* Request: Every entry must be repeated exactly. Exclude all pictures.

Extracted data entries
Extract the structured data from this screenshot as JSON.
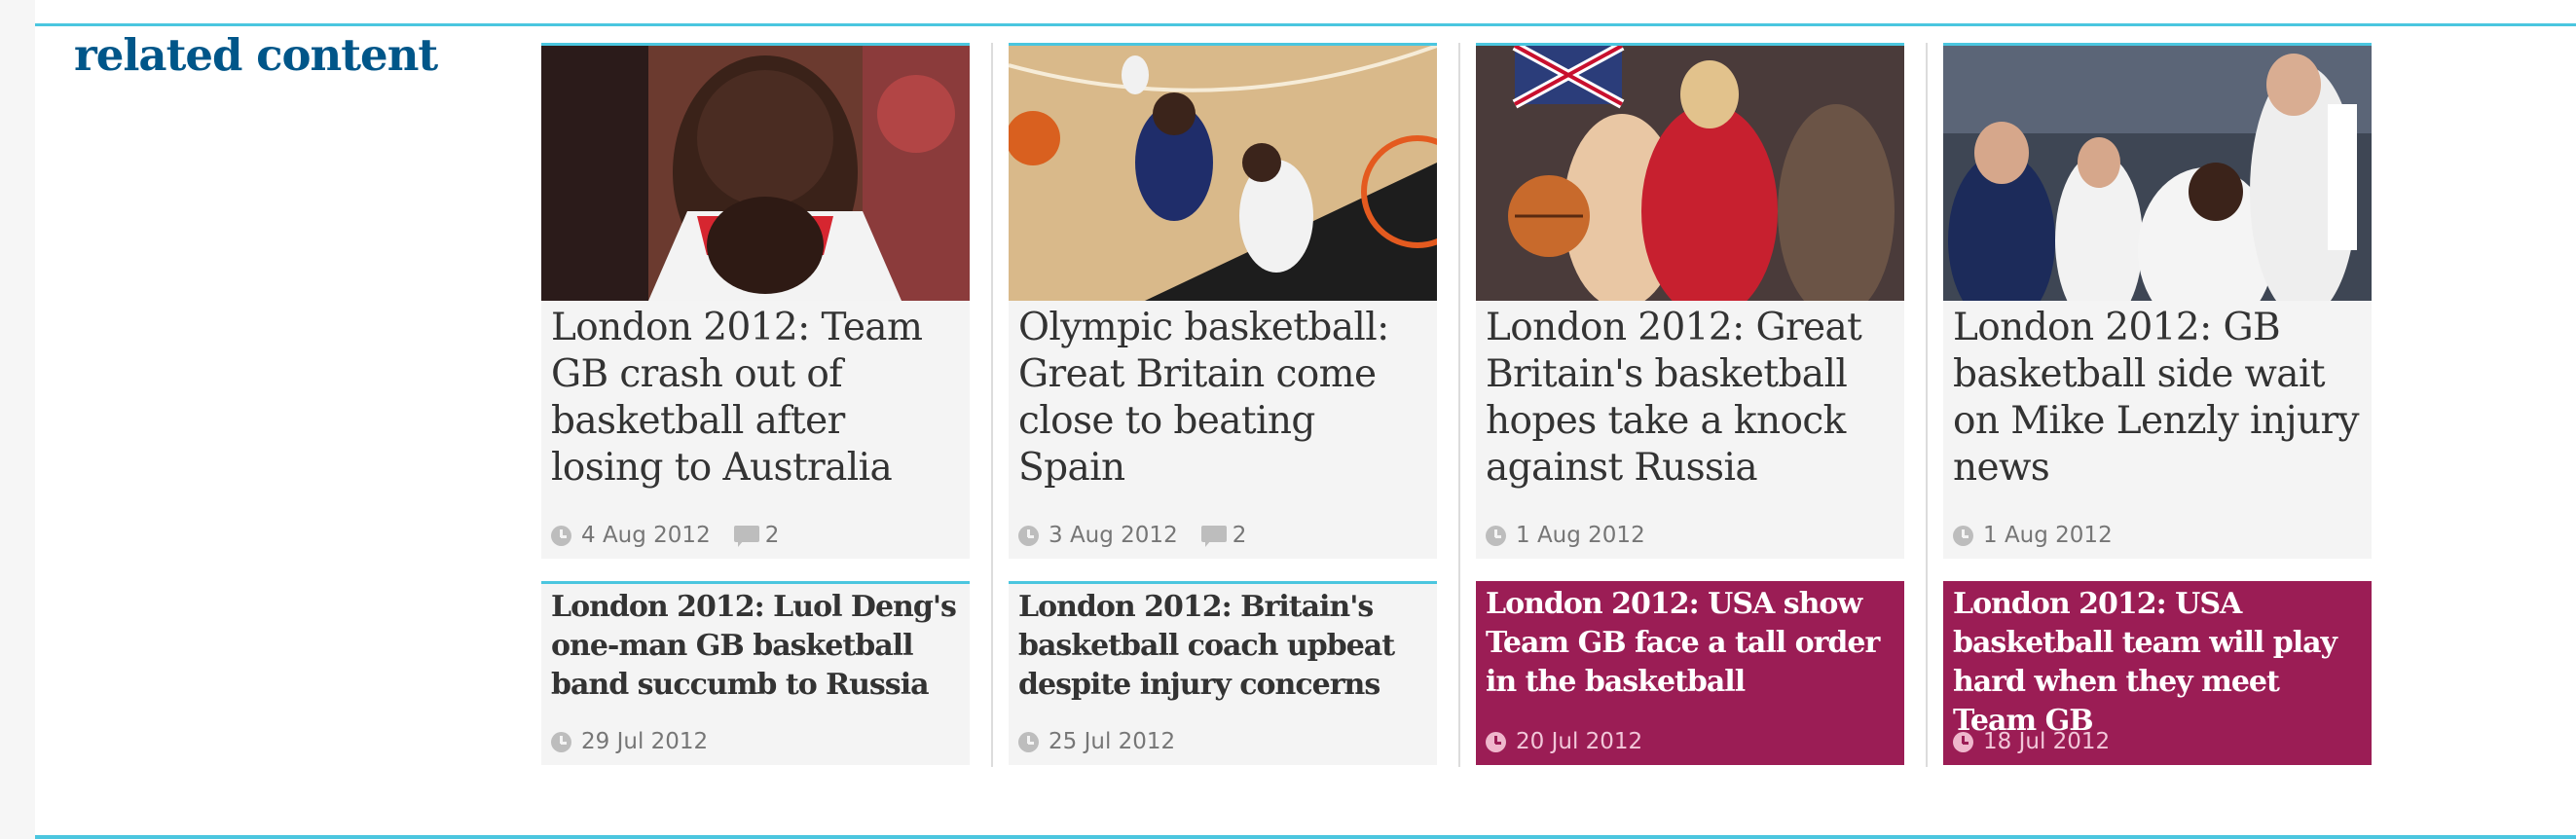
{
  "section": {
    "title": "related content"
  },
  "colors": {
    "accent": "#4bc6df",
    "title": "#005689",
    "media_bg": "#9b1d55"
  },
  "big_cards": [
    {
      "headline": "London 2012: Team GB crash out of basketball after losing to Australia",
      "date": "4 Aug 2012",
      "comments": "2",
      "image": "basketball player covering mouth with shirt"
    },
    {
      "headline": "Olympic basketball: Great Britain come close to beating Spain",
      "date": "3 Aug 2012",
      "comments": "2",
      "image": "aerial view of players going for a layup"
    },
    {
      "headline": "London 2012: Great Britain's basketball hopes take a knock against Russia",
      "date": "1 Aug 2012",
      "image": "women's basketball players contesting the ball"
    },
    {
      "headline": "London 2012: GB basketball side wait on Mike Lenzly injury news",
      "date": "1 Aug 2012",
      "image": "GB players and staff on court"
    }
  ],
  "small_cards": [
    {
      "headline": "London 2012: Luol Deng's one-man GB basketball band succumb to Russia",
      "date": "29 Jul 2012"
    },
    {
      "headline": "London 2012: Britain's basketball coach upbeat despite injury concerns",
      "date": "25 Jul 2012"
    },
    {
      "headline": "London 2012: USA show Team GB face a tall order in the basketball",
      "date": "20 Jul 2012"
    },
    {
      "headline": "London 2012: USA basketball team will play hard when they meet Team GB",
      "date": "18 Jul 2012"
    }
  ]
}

* Result below:
Extract the structured data from this screenshot as JSON.
{
  "section": {
    "title": "related content"
  },
  "colors": {
    "accent": "#4bc6df",
    "title": "#005689",
    "media_bg": "#9b1d55"
  },
  "big_cards": [
    {
      "headline": "London 2012: Team GB crash out of basketball after losing to Australia",
      "date": "4 Aug 2012",
      "comments": "2",
      "image": "basketball player covering mouth with shirt"
    },
    {
      "headline": "Olympic basketball: Great Britain come close to beating Spain",
      "date": "3 Aug 2012",
      "comments": "2",
      "image": "aerial view of players going for a layup"
    },
    {
      "headline": "London 2012: Great Britain's basketball hopes take a knock against Russia",
      "date": "1 Aug 2012",
      "image": "women's basketball players contesting the ball"
    },
    {
      "headline": "London 2012: GB basketball side wait on Mike Lenzly injury news",
      "date": "1 Aug 2012",
      "image": "GB players and staff on court"
    }
  ],
  "small_cards": [
    {
      "headline": "London 2012: Luol Deng's one-man GB basketball band succumb to Russia",
      "date": "29 Jul 2012"
    },
    {
      "headline": "London 2012: Britain's basketball coach upbeat despite injury concerns",
      "date": "25 Jul 2012"
    },
    {
      "headline": "London 2012: USA show Team GB face a tall order in the basketball",
      "date": "20 Jul 2012"
    },
    {
      "headline": "London 2012: USA basketball team will play hard when they meet Team GB",
      "date": "18 Jul 2012"
    }
  ]
}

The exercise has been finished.